| Set problem |
Omit all images. Write out the rest of the material exactly.

| Supplied records |
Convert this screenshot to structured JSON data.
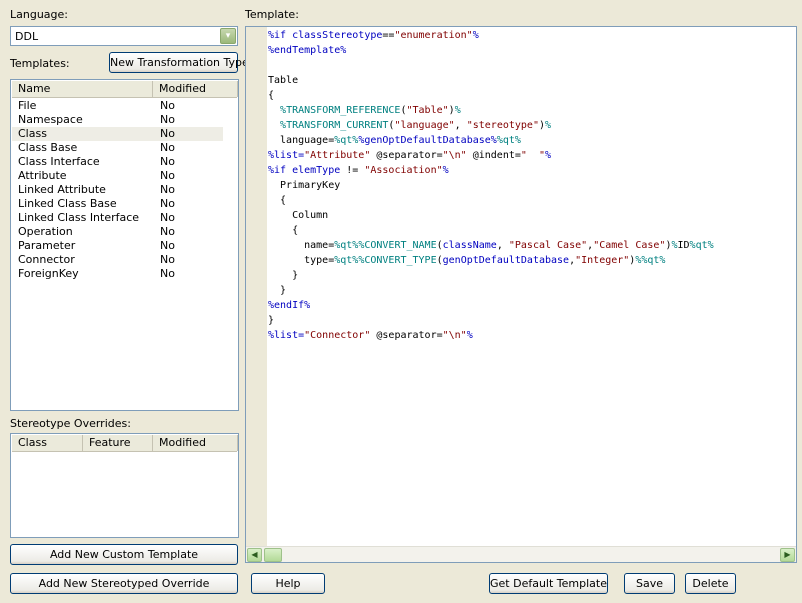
{
  "language": {
    "label": "Language:",
    "selected": "DDL"
  },
  "templates": {
    "label": "Templates:",
    "new_type_button": "New Transformation Type",
    "columns": [
      "Name",
      "Modified"
    ],
    "rows": [
      {
        "name": "File",
        "modified": "No"
      },
      {
        "name": "Namespace",
        "modified": "No"
      },
      {
        "name": "Class",
        "modified": "No"
      },
      {
        "name": "Class Base",
        "modified": "No"
      },
      {
        "name": "Class Interface",
        "modified": "No"
      },
      {
        "name": "Attribute",
        "modified": "No"
      },
      {
        "name": "Linked Attribute",
        "modified": "No"
      },
      {
        "name": "Linked Class Base",
        "modified": "No"
      },
      {
        "name": "Linked Class Interface",
        "modified": "No"
      },
      {
        "name": "Operation",
        "modified": "No"
      },
      {
        "name": "Parameter",
        "modified": "No"
      },
      {
        "name": "Connector",
        "modified": "No"
      },
      {
        "name": "ForeignKey",
        "modified": "No"
      }
    ]
  },
  "overrides": {
    "label": "Stereotype Overrides:",
    "columns": [
      "Class",
      "Feature",
      "Modified"
    ]
  },
  "editor": {
    "label": "Template:",
    "lines": [
      [
        [
          "k",
          "%if classStereotype"
        ],
        [
          "",
          "=="
        ],
        [
          "s",
          "\"enumeration\""
        ],
        [
          "k",
          "%"
        ]
      ],
      [
        [
          "k",
          "%endTemplate%"
        ]
      ],
      [
        [
          "",
          ""
        ]
      ],
      [
        [
          "",
          "Table"
        ]
      ],
      [
        [
          "",
          "{"
        ]
      ],
      [
        [
          "",
          "  "
        ],
        [
          "m",
          "%TRANSFORM_REFERENCE"
        ],
        [
          "",
          "("
        ],
        [
          "s",
          "\"Table\""
        ],
        [
          "",
          ")"
        ],
        [
          "m",
          "%"
        ]
      ],
      [
        [
          "",
          "  "
        ],
        [
          "m",
          "%TRANSFORM_CURRENT"
        ],
        [
          "",
          "("
        ],
        [
          "s",
          "\"language\""
        ],
        [
          "",
          ", "
        ],
        [
          "s",
          "\"stereotype\""
        ],
        [
          "",
          ")"
        ],
        [
          "m",
          "%"
        ]
      ],
      [
        [
          "",
          "  language="
        ],
        [
          "m",
          "%qt%"
        ],
        [
          "p",
          "%genOptDefaultDatabase%"
        ],
        [
          "m",
          "%qt%"
        ]
      ],
      [
        [
          "k",
          "%list="
        ],
        [
          "s",
          "\"Attribute\""
        ],
        [
          "",
          " @separator="
        ],
        [
          "s",
          "\"\\n\""
        ],
        [
          "",
          " @indent="
        ],
        [
          "s",
          "\"  \""
        ],
        [
          "k",
          "%"
        ]
      ],
      [
        [
          "k",
          "%if elemType"
        ],
        [
          "",
          " != "
        ],
        [
          "s",
          "\"Association\""
        ],
        [
          "k",
          "%"
        ]
      ],
      [
        [
          "",
          "  PrimaryKey"
        ]
      ],
      [
        [
          "",
          "  {"
        ]
      ],
      [
        [
          "",
          "    Column"
        ]
      ],
      [
        [
          "",
          "    {"
        ]
      ],
      [
        [
          "",
          "      name="
        ],
        [
          "m",
          "%qt%"
        ],
        [
          "m",
          "%CONVERT_NAME"
        ],
        [
          "",
          "("
        ],
        [
          "p",
          "className"
        ],
        [
          "",
          ", "
        ],
        [
          "s",
          "\"Pascal Case\""
        ],
        [
          "",
          ","
        ],
        [
          "s",
          "\"Camel Case\""
        ],
        [
          "",
          ")"
        ],
        [
          "m",
          "%"
        ],
        [
          "",
          "ID"
        ],
        [
          "m",
          "%qt%"
        ]
      ],
      [
        [
          "",
          "      type="
        ],
        [
          "m",
          "%qt%"
        ],
        [
          "m",
          "%CONVERT_TYPE"
        ],
        [
          "",
          "("
        ],
        [
          "p",
          "genOptDefaultDatabase"
        ],
        [
          "",
          ","
        ],
        [
          "s",
          "\"Integer\""
        ],
        [
          "",
          ")"
        ],
        [
          "m",
          "%"
        ],
        [
          "m",
          "%qt%"
        ]
      ],
      [
        [
          "",
          "    }"
        ]
      ],
      [
        [
          "",
          "  }"
        ]
      ],
      [
        [
          "k",
          "%endIf%"
        ]
      ],
      [
        [
          "",
          "}"
        ]
      ],
      [
        [
          "k",
          "%list="
        ],
        [
          "s",
          "\"Connector\""
        ],
        [
          "",
          " @separator="
        ],
        [
          "s",
          "\"\\n\""
        ],
        [
          "k",
          "%"
        ]
      ]
    ],
    "scroll_left_glyph": "◀",
    "scroll_right_glyph": "▶"
  },
  "buttons": {
    "add_custom": "Add New Custom Template",
    "add_stereotyped": "Add New Stereotyped Override",
    "help": "Help",
    "get_default": "Get Default Template",
    "save": "Save",
    "delete": "Delete"
  },
  "icons": {
    "combo_arrow": "▾"
  },
  "colors": {
    "keyword": "#0000c0",
    "string": "#800000",
    "macro": "#008080",
    "selected_row": "#eeede5"
  }
}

| Written solution |
Convert this screenshot to structured JSON data.
{
  "language": {
    "label": "Language:",
    "selected": "DDL"
  },
  "templates": {
    "label": "Templates:",
    "new_type_button": "New Transformation Type",
    "columns": [
      "Name",
      "Modified"
    ],
    "rows": [
      {
        "name": "File",
        "modified": "No"
      },
      {
        "name": "Namespace",
        "modified": "No"
      },
      {
        "name": "Class",
        "modified": "No"
      },
      {
        "name": "Class Base",
        "modified": "No"
      },
      {
        "name": "Class Interface",
        "modified": "No"
      },
      {
        "name": "Attribute",
        "modified": "No"
      },
      {
        "name": "Linked Attribute",
        "modified": "No"
      },
      {
        "name": "Linked Class Base",
        "modified": "No"
      },
      {
        "name": "Linked Class Interface",
        "modified": "No"
      },
      {
        "name": "Operation",
        "modified": "No"
      },
      {
        "name": "Parameter",
        "modified": "No"
      },
      {
        "name": "Connector",
        "modified": "No"
      },
      {
        "name": "ForeignKey",
        "modified": "No"
      }
    ]
  },
  "overrides": {
    "label": "Stereotype Overrides:",
    "columns": [
      "Class",
      "Feature",
      "Modified"
    ]
  },
  "editor": {
    "label": "Template:",
    "lines": [
      [
        [
          "k",
          "%if classStereotype"
        ],
        [
          "",
          "=="
        ],
        [
          "s",
          "\"enumeration\""
        ],
        [
          "k",
          "%"
        ]
      ],
      [
        [
          "k",
          "%endTemplate%"
        ]
      ],
      [
        [
          "",
          ""
        ]
      ],
      [
        [
          "",
          "Table"
        ]
      ],
      [
        [
          "",
          "{"
        ]
      ],
      [
        [
          "",
          "  "
        ],
        [
          "m",
          "%TRANSFORM_REFERENCE"
        ],
        [
          "",
          "("
        ],
        [
          "s",
          "\"Table\""
        ],
        [
          "",
          ")"
        ],
        [
          "m",
          "%"
        ]
      ],
      [
        [
          "",
          "  "
        ],
        [
          "m",
          "%TRANSFORM_CURRENT"
        ],
        [
          "",
          "("
        ],
        [
          "s",
          "\"language\""
        ],
        [
          "",
          ", "
        ],
        [
          "s",
          "\"stereotype\""
        ],
        [
          "",
          ")"
        ],
        [
          "m",
          "%"
        ]
      ],
      [
        [
          "",
          "  language="
        ],
        [
          "m",
          "%qt%"
        ],
        [
          "p",
          "%genOptDefaultDatabase%"
        ],
        [
          "m",
          "%qt%"
        ]
      ],
      [
        [
          "k",
          "%list="
        ],
        [
          "s",
          "\"Attribute\""
        ],
        [
          "",
          " @separator="
        ],
        [
          "s",
          "\"\\n\""
        ],
        [
          "",
          " @indent="
        ],
        [
          "s",
          "\"  \""
        ],
        [
          "k",
          "%"
        ]
      ],
      [
        [
          "k",
          "%if elemType"
        ],
        [
          "",
          " != "
        ],
        [
          "s",
          "\"Association\""
        ],
        [
          "k",
          "%"
        ]
      ],
      [
        [
          "",
          "  PrimaryKey"
        ]
      ],
      [
        [
          "",
          "  {"
        ]
      ],
      [
        [
          "",
          "    Column"
        ]
      ],
      [
        [
          "",
          "    {"
        ]
      ],
      [
        [
          "",
          "      name="
        ],
        [
          "m",
          "%qt%"
        ],
        [
          "m",
          "%CONVERT_NAME"
        ],
        [
          "",
          "("
        ],
        [
          "p",
          "className"
        ],
        [
          "",
          ", "
        ],
        [
          "s",
          "\"Pascal Case\""
        ],
        [
          "",
          ","
        ],
        [
          "s",
          "\"Camel Case\""
        ],
        [
          "",
          ")"
        ],
        [
          "m",
          "%"
        ],
        [
          "",
          "ID"
        ],
        [
          "m",
          "%qt%"
        ]
      ],
      [
        [
          "",
          "      type="
        ],
        [
          "m",
          "%qt%"
        ],
        [
          "m",
          "%CONVERT_TYPE"
        ],
        [
          "",
          "("
        ],
        [
          "p",
          "genOptDefaultDatabase"
        ],
        [
          "",
          ","
        ],
        [
          "s",
          "\"Integer\""
        ],
        [
          "",
          ")"
        ],
        [
          "m",
          "%"
        ],
        [
          "m",
          "%qt%"
        ]
      ],
      [
        [
          "",
          "    }"
        ]
      ],
      [
        [
          "",
          "  }"
        ]
      ],
      [
        [
          "k",
          "%endIf%"
        ]
      ],
      [
        [
          "",
          "}"
        ]
      ],
      [
        [
          "k",
          "%list="
        ],
        [
          "s",
          "\"Connector\""
        ],
        [
          "",
          " @separator="
        ],
        [
          "s",
          "\"\\n\""
        ],
        [
          "k",
          "%"
        ]
      ]
    ],
    "scroll_left_glyph": "◀",
    "scroll_right_glyph": "▶"
  },
  "buttons": {
    "add_custom": "Add New Custom Template",
    "add_stereotyped": "Add New Stereotyped Override",
    "help": "Help",
    "get_default": "Get Default Template",
    "save": "Save",
    "delete": "Delete"
  },
  "icons": {
    "combo_arrow": "▾"
  },
  "colors": {
    "keyword": "#0000c0",
    "string": "#800000",
    "macro": "#008080",
    "selected_row": "#eeede5"
  }
}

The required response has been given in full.